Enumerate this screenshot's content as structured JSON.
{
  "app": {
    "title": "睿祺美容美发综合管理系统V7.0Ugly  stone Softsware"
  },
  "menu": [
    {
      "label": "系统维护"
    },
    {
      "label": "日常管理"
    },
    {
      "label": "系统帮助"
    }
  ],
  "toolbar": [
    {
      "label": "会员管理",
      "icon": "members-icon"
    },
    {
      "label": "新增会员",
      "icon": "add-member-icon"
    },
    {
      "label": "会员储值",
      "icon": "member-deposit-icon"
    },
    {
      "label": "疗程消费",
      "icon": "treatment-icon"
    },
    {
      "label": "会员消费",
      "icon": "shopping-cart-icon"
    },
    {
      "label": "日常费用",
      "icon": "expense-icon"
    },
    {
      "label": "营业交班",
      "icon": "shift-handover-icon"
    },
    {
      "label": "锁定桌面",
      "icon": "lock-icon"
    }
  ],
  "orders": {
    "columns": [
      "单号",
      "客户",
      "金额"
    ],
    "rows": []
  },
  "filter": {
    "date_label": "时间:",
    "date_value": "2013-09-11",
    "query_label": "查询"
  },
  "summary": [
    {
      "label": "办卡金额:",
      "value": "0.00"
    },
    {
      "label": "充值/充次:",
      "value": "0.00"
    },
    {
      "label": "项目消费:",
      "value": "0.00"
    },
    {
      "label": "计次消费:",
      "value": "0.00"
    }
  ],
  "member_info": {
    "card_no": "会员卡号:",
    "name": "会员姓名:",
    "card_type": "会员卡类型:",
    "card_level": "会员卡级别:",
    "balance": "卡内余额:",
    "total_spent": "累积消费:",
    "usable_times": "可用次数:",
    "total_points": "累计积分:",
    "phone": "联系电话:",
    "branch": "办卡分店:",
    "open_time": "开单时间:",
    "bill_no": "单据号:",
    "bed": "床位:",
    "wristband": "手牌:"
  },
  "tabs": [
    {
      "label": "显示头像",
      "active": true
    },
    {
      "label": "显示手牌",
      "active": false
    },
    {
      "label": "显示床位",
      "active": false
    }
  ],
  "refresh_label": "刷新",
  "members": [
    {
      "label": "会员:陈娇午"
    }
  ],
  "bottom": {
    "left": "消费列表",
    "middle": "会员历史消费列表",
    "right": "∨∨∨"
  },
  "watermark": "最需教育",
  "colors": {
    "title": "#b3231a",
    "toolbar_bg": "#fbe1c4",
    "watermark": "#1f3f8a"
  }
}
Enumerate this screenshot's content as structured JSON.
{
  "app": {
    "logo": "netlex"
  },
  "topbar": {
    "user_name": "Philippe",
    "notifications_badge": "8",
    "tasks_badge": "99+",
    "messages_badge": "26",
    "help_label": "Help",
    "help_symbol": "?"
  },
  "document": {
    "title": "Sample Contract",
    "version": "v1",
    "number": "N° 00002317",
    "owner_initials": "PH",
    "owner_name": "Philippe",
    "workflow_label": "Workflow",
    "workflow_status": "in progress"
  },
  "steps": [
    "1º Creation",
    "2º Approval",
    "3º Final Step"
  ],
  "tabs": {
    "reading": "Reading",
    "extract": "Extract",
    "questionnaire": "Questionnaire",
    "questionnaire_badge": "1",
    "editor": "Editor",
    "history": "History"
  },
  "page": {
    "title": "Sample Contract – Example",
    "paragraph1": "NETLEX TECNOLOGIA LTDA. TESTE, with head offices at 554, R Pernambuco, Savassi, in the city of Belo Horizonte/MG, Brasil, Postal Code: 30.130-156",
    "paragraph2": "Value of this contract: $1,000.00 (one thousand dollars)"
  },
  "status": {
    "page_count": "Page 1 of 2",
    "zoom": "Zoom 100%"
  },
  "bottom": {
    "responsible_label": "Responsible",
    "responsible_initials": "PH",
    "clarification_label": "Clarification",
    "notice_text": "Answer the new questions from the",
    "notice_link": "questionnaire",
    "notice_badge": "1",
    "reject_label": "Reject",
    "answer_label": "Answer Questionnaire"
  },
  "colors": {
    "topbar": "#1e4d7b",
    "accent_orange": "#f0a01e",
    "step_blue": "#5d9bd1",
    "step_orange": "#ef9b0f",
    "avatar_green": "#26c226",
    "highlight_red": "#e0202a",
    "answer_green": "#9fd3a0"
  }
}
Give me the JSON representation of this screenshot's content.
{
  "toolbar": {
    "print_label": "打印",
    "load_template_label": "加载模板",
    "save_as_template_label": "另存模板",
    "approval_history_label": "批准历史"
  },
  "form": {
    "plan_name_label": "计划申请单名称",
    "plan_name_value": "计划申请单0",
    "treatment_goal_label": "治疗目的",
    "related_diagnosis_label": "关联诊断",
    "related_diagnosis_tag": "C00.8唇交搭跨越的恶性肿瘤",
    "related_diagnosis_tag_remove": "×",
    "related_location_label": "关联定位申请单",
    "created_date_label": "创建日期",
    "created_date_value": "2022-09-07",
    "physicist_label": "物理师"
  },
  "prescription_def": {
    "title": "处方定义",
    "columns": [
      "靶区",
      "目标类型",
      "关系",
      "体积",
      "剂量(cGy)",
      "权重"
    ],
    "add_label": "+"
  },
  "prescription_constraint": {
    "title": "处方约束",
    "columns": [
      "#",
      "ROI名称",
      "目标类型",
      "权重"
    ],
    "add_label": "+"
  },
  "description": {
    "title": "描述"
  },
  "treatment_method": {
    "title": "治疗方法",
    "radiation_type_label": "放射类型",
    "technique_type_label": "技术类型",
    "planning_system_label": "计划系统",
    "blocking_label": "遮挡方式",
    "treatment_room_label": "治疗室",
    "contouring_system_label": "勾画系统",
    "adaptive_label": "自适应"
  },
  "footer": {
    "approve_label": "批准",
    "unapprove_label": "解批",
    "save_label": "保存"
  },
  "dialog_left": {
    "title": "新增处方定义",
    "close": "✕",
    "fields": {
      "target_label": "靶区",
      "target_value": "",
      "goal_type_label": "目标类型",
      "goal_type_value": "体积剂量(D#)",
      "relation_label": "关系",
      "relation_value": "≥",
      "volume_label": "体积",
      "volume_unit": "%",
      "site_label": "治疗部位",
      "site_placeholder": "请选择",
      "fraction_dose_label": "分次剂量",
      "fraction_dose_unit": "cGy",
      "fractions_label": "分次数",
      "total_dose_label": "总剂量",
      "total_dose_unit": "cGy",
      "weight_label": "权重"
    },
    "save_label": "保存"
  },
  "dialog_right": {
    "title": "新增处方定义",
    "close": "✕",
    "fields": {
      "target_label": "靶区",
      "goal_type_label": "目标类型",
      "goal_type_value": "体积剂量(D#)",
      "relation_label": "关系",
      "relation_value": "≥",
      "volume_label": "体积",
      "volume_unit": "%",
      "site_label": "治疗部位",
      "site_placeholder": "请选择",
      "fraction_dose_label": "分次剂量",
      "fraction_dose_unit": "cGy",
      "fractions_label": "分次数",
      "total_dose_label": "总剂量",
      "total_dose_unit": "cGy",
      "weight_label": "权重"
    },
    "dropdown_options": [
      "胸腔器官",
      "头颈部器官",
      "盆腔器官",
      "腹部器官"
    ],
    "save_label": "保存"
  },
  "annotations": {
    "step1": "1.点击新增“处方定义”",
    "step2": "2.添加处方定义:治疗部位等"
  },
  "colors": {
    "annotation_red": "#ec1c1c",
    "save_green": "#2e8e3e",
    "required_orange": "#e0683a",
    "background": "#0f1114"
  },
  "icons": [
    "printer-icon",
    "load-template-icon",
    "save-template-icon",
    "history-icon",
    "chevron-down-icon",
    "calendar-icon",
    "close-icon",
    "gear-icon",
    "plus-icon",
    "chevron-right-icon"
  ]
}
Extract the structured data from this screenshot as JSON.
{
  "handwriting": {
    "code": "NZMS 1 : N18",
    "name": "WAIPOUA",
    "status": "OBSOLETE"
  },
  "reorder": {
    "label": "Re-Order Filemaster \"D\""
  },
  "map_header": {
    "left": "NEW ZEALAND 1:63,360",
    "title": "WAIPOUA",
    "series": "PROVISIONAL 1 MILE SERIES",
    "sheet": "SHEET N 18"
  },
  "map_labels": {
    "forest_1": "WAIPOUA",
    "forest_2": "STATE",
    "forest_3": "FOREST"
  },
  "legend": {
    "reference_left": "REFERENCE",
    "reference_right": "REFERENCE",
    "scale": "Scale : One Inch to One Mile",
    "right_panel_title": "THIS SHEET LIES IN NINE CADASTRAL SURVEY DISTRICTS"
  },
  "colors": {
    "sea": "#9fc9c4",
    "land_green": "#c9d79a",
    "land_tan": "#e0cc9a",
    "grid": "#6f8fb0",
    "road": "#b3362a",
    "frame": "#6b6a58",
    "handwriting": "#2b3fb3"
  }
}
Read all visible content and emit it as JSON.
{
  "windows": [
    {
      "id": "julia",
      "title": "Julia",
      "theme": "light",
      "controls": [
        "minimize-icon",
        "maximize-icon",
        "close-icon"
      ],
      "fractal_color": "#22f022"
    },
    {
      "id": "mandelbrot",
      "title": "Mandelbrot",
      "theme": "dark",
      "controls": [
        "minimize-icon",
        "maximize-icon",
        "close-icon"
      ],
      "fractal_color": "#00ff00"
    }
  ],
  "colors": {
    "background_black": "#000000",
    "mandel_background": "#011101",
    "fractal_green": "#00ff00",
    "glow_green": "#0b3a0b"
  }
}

▬▬▬▬▬▬▬▬▬▬

YOUR TASK: Your task is to extract the lines running from the one with "Read all visible content and emit it as JSON." to the end of the material, inclusive, copying each exactly and adding nothing.

FULL RESPONSE:
Read all visible content and emit it as JSON.
{
  "windows": [
    {
      "id": "julia",
      "title": "Julia",
      "theme": "light",
      "controls": [
        "minimize-icon",
        "maximize-icon",
        "close-icon"
      ],
      "fractal_color": "#22f022"
    },
    {
      "id": "mandelbrot",
      "title": "Mandelbrot",
      "theme": "dark",
      "controls": [
        "minimize-icon",
        "maximize-icon",
        "close-icon"
      ],
      "fractal_color": "#00ff00"
    }
  ],
  "colors": {
    "background_black": "#000000",
    "mandel_background": "#011101",
    "fractal_green": "#00ff00",
    "glow_green": "#0b3a0b"
  }
}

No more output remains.